(Excerpts from a figure dataset)
============
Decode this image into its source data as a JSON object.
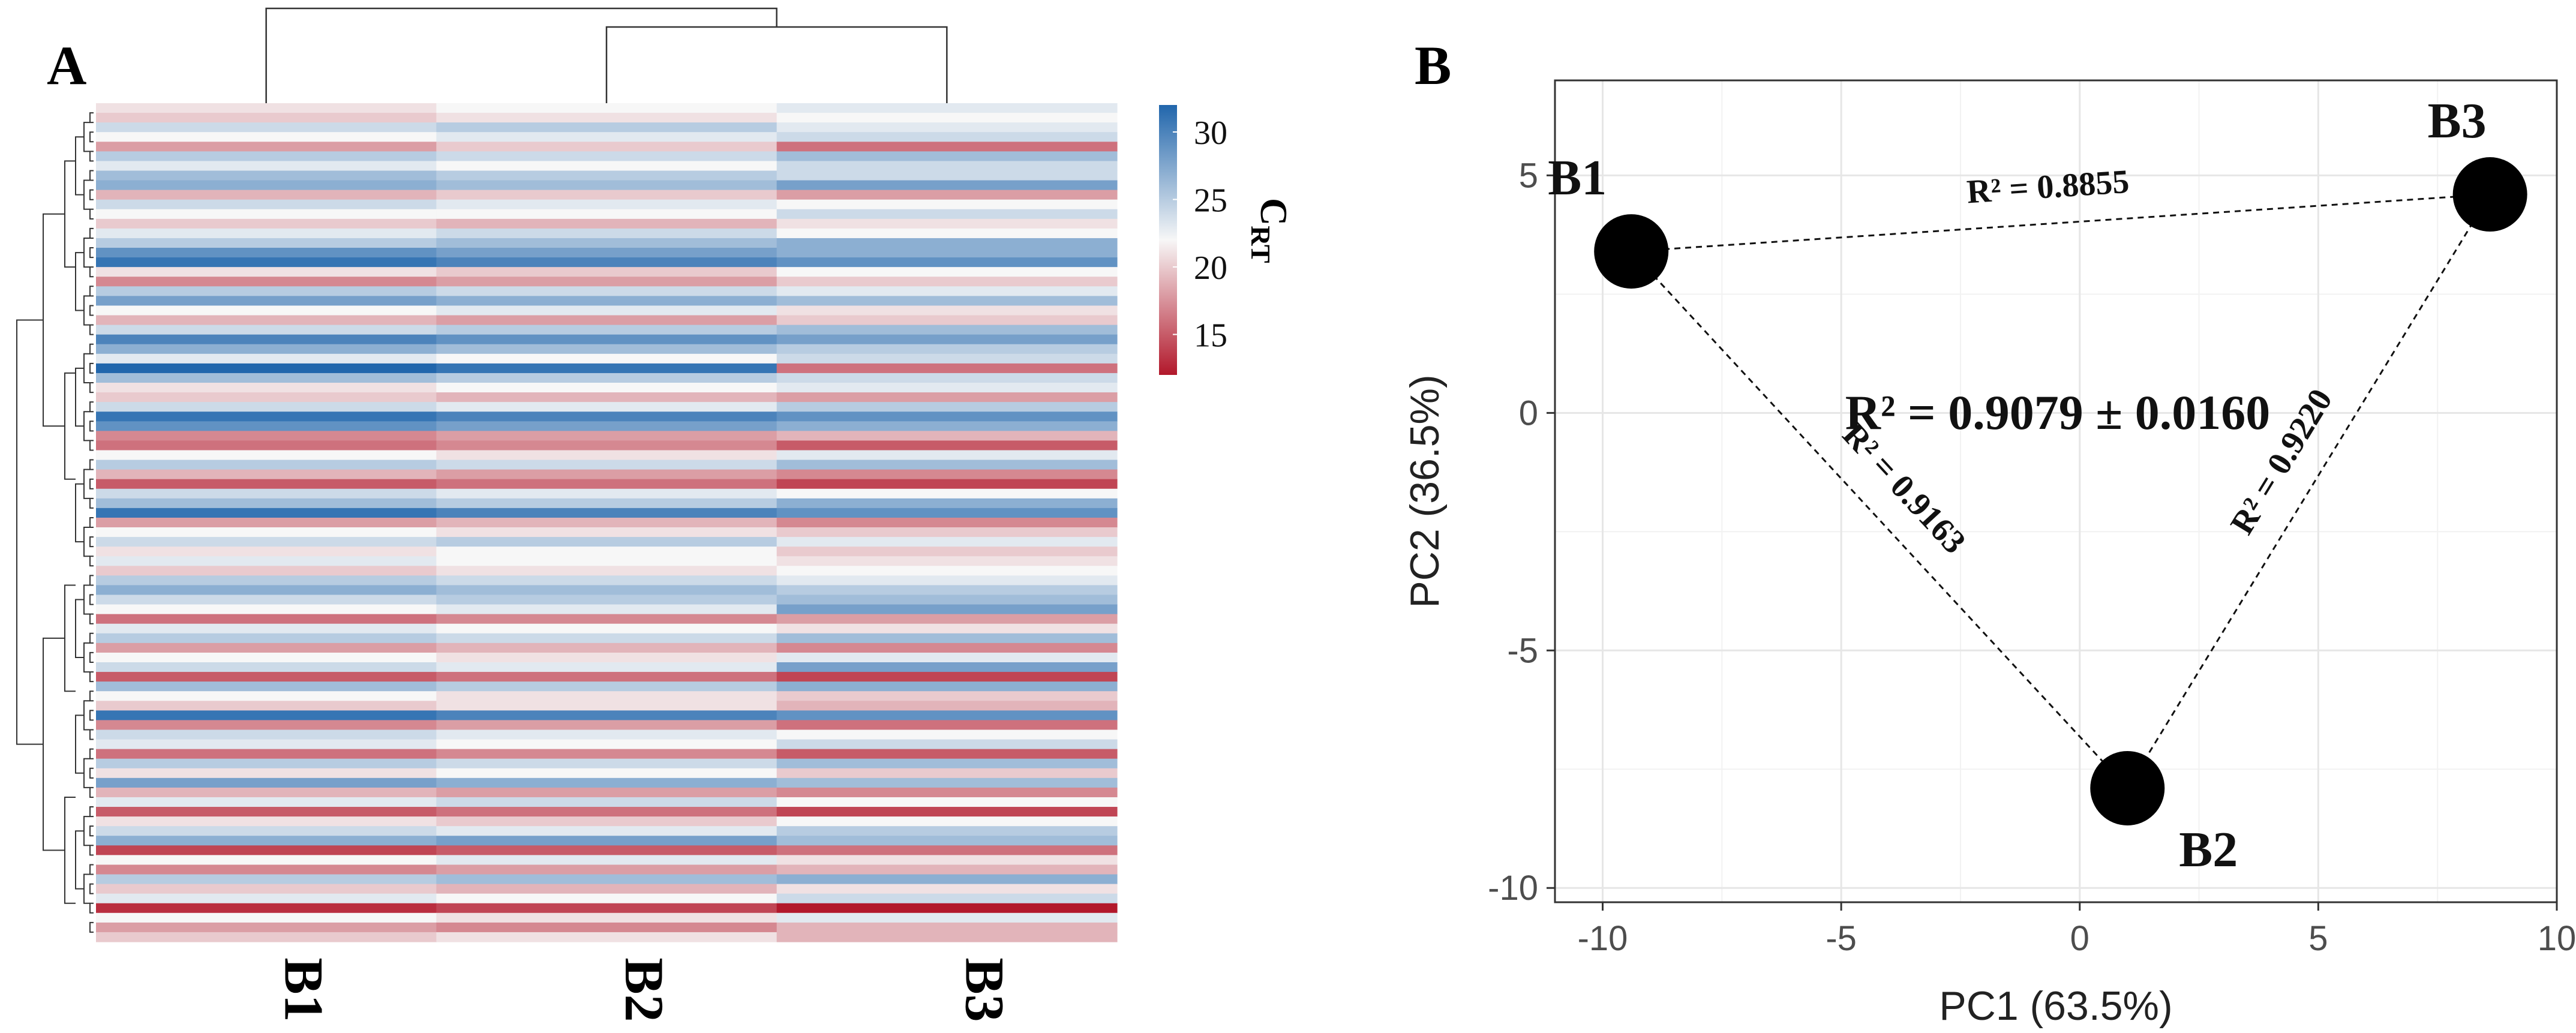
{
  "chart_data": [
    {
      "panel_label": "A",
      "type": "heatmap",
      "columns": [
        "B1",
        "B2",
        "B3"
      ],
      "legend": {
        "title": "C",
        "title_subscript": "RT",
        "ticks": [
          30,
          25,
          20,
          15
        ],
        "range": [
          12,
          32
        ],
        "low_color": "#b2182b",
        "mid_color": "#f7f7f7",
        "high_color": "#2166ac"
      },
      "column_dendrogram": "B1 | (B2, B3)",
      "values": [
        [
          21,
          22,
          23
        ],
        [
          20,
          21,
          22
        ],
        [
          24,
          25,
          23
        ],
        [
          22,
          23,
          24
        ],
        [
          18,
          20,
          16
        ],
        [
          25,
          24,
          26
        ],
        [
          23,
          22,
          24
        ],
        [
          26,
          25,
          24
        ],
        [
          27,
          26,
          28
        ],
        [
          19,
          20,
          18
        ],
        [
          24,
          23,
          22
        ],
        [
          22,
          22,
          24
        ],
        [
          20,
          19,
          21
        ],
        [
          23,
          24,
          22
        ],
        [
          25,
          26,
          27
        ],
        [
          29,
          28,
          27
        ],
        [
          31,
          30,
          29
        ],
        [
          21,
          20,
          22
        ],
        [
          17,
          18,
          20
        ],
        [
          25,
          24,
          23
        ],
        [
          28,
          27,
          26
        ],
        [
          22,
          23,
          21
        ],
        [
          19,
          18,
          20
        ],
        [
          24,
          25,
          26
        ],
        [
          30,
          29,
          28
        ],
        [
          27,
          26,
          25
        ],
        [
          23,
          22,
          24
        ],
        [
          32,
          31,
          16
        ],
        [
          26,
          25,
          24
        ],
        [
          21,
          22,
          23
        ],
        [
          20,
          19,
          18
        ],
        [
          24,
          23,
          25
        ],
        [
          31,
          30,
          29
        ],
        [
          29,
          28,
          27
        ],
        [
          17,
          18,
          19
        ],
        [
          16,
          17,
          15
        ],
        [
          22,
          21,
          23
        ],
        [
          25,
          24,
          26
        ],
        [
          19,
          18,
          17
        ],
        [
          15,
          16,
          14
        ],
        [
          24,
          23,
          22
        ],
        [
          26,
          25,
          27
        ],
        [
          31,
          30,
          29
        ],
        [
          18,
          19,
          17
        ],
        [
          22,
          21,
          20
        ],
        [
          24,
          25,
          23
        ],
        [
          21,
          22,
          20
        ],
        [
          23,
          22,
          21
        ],
        [
          20,
          21,
          22
        ],
        [
          25,
          24,
          23
        ],
        [
          27,
          26,
          25
        ],
        [
          24,
          25,
          26
        ],
        [
          22,
          23,
          28
        ],
        [
          16,
          17,
          18
        ],
        [
          23,
          22,
          21
        ],
        [
          25,
          24,
          26
        ],
        [
          18,
          19,
          17
        ],
        [
          22,
          21,
          23
        ],
        [
          24,
          23,
          28
        ],
        [
          15,
          16,
          14
        ],
        [
          26,
          25,
          27
        ],
        [
          22,
          21,
          20
        ],
        [
          20,
          21,
          19
        ],
        [
          31,
          30,
          29
        ],
        [
          17,
          18,
          16
        ],
        [
          24,
          23,
          22
        ],
        [
          23,
          22,
          24
        ],
        [
          16,
          17,
          15
        ],
        [
          25,
          24,
          26
        ],
        [
          21,
          22,
          20
        ],
        [
          28,
          27,
          26
        ],
        [
          19,
          18,
          17
        ],
        [
          23,
          24,
          22
        ],
        [
          15,
          16,
          14
        ],
        [
          21,
          20,
          22
        ],
        [
          24,
          23,
          25
        ],
        [
          27,
          28,
          26
        ],
        [
          14,
          15,
          16
        ],
        [
          22,
          23,
          21
        ],
        [
          17,
          18,
          19
        ],
        [
          25,
          26,
          27
        ],
        [
          20,
          19,
          21
        ],
        [
          23,
          22,
          24
        ],
        [
          13,
          14,
          12
        ],
        [
          22,
          21,
          23
        ],
        [
          18,
          17,
          19
        ],
        [
          20,
          21,
          19
        ]
      ]
    },
    {
      "panel_label": "B",
      "type": "scatter",
      "xlabel": "PC1 (63.5%)",
      "ylabel": "PC2 (36.5%)",
      "xlim": [
        -11,
        10
      ],
      "ylim": [
        -10.3,
        7
      ],
      "xticks": [
        -10,
        -5,
        0,
        5,
        10
      ],
      "yticks": [
        5,
        0,
        -5,
        -10
      ],
      "xtick_labels": [
        "-10",
        "-5",
        "0",
        "5",
        "10"
      ],
      "ytick_labels": [
        "5",
        "0",
        "-5",
        "-10"
      ],
      "grid": true,
      "points": [
        {
          "name": "B1",
          "x": -9.4,
          "y": 3.4
        },
        {
          "name": "B2",
          "x": 1.0,
          "y": -7.9
        },
        {
          "name": "B3",
          "x": 8.6,
          "y": 4.6
        }
      ],
      "edges": [
        {
          "from": "B1",
          "to": "B3",
          "label": "R² = 0.8855"
        },
        {
          "from": "B1",
          "to": "B2",
          "label": "R² = 0.9163"
        },
        {
          "from": "B3",
          "to": "B2",
          "label": "R² = 0.9220"
        }
      ],
      "annotation": "R² = 0.9079 ± 0.0160"
    }
  ]
}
============
### Problem requirements
The pictures should not be reproduced; quote all of the other material exactly.

### Task answer
Decode this image into its source data as a JSON object.
{
  "chart_data": [
    {
      "panel_label": "A",
      "type": "heatmap",
      "columns": [
        "B1",
        "B2",
        "B3"
      ],
      "legend": {
        "title": "C",
        "title_subscript": "RT",
        "ticks": [
          30,
          25,
          20,
          15
        ],
        "range": [
          12,
          32
        ],
        "low_color": "#b2182b",
        "mid_color": "#f7f7f7",
        "high_color": "#2166ac"
      },
      "column_dendrogram": "B1 | (B2, B3)",
      "values": [
        [
          21,
          22,
          23
        ],
        [
          20,
          21,
          22
        ],
        [
          24,
          25,
          23
        ],
        [
          22,
          23,
          24
        ],
        [
          18,
          20,
          16
        ],
        [
          25,
          24,
          26
        ],
        [
          23,
          22,
          24
        ],
        [
          26,
          25,
          24
        ],
        [
          27,
          26,
          28
        ],
        [
          19,
          20,
          18
        ],
        [
          24,
          23,
          22
        ],
        [
          22,
          22,
          24
        ],
        [
          20,
          19,
          21
        ],
        [
          23,
          24,
          22
        ],
        [
          25,
          26,
          27
        ],
        [
          29,
          28,
          27
        ],
        [
          31,
          30,
          29
        ],
        [
          21,
          20,
          22
        ],
        [
          17,
          18,
          20
        ],
        [
          25,
          24,
          23
        ],
        [
          28,
          27,
          26
        ],
        [
          22,
          23,
          21
        ],
        [
          19,
          18,
          20
        ],
        [
          24,
          25,
          26
        ],
        [
          30,
          29,
          28
        ],
        [
          27,
          26,
          25
        ],
        [
          23,
          22,
          24
        ],
        [
          32,
          31,
          16
        ],
        [
          26,
          25,
          24
        ],
        [
          21,
          22,
          23
        ],
        [
          20,
          19,
          18
        ],
        [
          24,
          23,
          25
        ],
        [
          31,
          30,
          29
        ],
        [
          29,
          28,
          27
        ],
        [
          17,
          18,
          19
        ],
        [
          16,
          17,
          15
        ],
        [
          22,
          21,
          23
        ],
        [
          25,
          24,
          26
        ],
        [
          19,
          18,
          17
        ],
        [
          15,
          16,
          14
        ],
        [
          24,
          23,
          22
        ],
        [
          26,
          25,
          27
        ],
        [
          31,
          30,
          29
        ],
        [
          18,
          19,
          17
        ],
        [
          22,
          21,
          20
        ],
        [
          24,
          25,
          23
        ],
        [
          21,
          22,
          20
        ],
        [
          23,
          22,
          21
        ],
        [
          20,
          21,
          22
        ],
        [
          25,
          24,
          23
        ],
        [
          27,
          26,
          25
        ],
        [
          24,
          25,
          26
        ],
        [
          22,
          23,
          28
        ],
        [
          16,
          17,
          18
        ],
        [
          23,
          22,
          21
        ],
        [
          25,
          24,
          26
        ],
        [
          18,
          19,
          17
        ],
        [
          22,
          21,
          23
        ],
        [
          24,
          23,
          28
        ],
        [
          15,
          16,
          14
        ],
        [
          26,
          25,
          27
        ],
        [
          22,
          21,
          20
        ],
        [
          20,
          21,
          19
        ],
        [
          31,
          30,
          29
        ],
        [
          17,
          18,
          16
        ],
        [
          24,
          23,
          22
        ],
        [
          23,
          22,
          24
        ],
        [
          16,
          17,
          15
        ],
        [
          25,
          24,
          26
        ],
        [
          21,
          22,
          20
        ],
        [
          28,
          27,
          26
        ],
        [
          19,
          18,
          17
        ],
        [
          23,
          24,
          22
        ],
        [
          15,
          16,
          14
        ],
        [
          21,
          20,
          22
        ],
        [
          24,
          23,
          25
        ],
        [
          27,
          28,
          26
        ],
        [
          14,
          15,
          16
        ],
        [
          22,
          23,
          21
        ],
        [
          17,
          18,
          19
        ],
        [
          25,
          26,
          27
        ],
        [
          20,
          19,
          21
        ],
        [
          23,
          22,
          24
        ],
        [
          13,
          14,
          12
        ],
        [
          22,
          21,
          23
        ],
        [
          18,
          17,
          19
        ],
        [
          20,
          21,
          19
        ]
      ]
    },
    {
      "panel_label": "B",
      "type": "scatter",
      "xlabel": "PC1 (63.5%)",
      "ylabel": "PC2 (36.5%)",
      "xlim": [
        -11,
        10
      ],
      "ylim": [
        -10.3,
        7
      ],
      "xticks": [
        -10,
        -5,
        0,
        5,
        10
      ],
      "yticks": [
        5,
        0,
        -5,
        -10
      ],
      "xtick_labels": [
        "-10",
        "-5",
        "0",
        "5",
        "10"
      ],
      "ytick_labels": [
        "5",
        "0",
        "-5",
        "-10"
      ],
      "grid": true,
      "points": [
        {
          "name": "B1",
          "x": -9.4,
          "y": 3.4
        },
        {
          "name": "B2",
          "x": 1.0,
          "y": -7.9
        },
        {
          "name": "B3",
          "x": 8.6,
          "y": 4.6
        }
      ],
      "edges": [
        {
          "from": "B1",
          "to": "B3",
          "label": "R² = 0.8855"
        },
        {
          "from": "B1",
          "to": "B2",
          "label": "R² = 0.9163"
        },
        {
          "from": "B3",
          "to": "B2",
          "label": "R² = 0.9220"
        }
      ],
      "annotation": "R² = 0.9079 ± 0.0160"
    }
  ]
}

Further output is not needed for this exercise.